------ SUPPLIED RECORDS
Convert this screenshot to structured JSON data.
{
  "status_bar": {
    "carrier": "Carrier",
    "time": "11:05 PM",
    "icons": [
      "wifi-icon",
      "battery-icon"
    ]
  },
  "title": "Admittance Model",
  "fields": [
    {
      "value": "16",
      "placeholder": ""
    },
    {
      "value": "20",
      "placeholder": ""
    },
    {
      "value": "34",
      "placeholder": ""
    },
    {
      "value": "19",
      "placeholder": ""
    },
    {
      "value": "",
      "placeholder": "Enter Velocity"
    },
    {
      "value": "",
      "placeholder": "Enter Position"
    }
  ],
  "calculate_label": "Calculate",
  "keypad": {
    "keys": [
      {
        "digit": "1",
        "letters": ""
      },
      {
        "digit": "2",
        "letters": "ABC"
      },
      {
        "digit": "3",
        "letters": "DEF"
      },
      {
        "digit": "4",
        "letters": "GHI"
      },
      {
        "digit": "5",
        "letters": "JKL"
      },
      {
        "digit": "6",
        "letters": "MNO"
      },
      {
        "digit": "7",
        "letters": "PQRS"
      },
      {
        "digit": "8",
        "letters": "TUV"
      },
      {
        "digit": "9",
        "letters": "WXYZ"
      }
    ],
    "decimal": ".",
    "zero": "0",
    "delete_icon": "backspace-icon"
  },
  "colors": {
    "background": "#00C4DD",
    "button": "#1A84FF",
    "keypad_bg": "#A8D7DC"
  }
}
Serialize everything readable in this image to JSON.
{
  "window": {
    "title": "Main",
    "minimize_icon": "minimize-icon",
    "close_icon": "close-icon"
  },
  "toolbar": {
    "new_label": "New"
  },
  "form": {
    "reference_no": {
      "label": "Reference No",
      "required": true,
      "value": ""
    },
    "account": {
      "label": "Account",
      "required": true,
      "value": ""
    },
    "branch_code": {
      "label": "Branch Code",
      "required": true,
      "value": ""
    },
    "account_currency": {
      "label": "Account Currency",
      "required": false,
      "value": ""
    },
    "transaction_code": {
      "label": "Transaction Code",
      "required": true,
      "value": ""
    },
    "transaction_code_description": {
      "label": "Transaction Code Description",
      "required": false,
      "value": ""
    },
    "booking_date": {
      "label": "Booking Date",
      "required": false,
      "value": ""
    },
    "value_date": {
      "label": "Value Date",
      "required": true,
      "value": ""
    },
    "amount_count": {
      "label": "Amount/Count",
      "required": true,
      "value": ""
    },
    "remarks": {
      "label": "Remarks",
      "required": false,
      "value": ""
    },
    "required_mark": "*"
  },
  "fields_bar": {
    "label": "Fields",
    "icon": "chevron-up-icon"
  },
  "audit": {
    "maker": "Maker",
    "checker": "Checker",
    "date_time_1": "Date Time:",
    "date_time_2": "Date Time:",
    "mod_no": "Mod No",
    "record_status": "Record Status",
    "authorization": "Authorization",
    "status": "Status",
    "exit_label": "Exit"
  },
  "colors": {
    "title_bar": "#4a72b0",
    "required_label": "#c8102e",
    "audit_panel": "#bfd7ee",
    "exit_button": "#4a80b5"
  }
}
------------
> _DO THIS_
From the records above, pull out every line containing the word "digit".

> _RESULT OF THE TASK_
        "digit": "1",
        "digit": "2",
        "digit": "3",
        "digit": "4",
        "digit": "5",
        "digit": "6",
        "digit": "7",
        "digit": "8",
        "digit": "9",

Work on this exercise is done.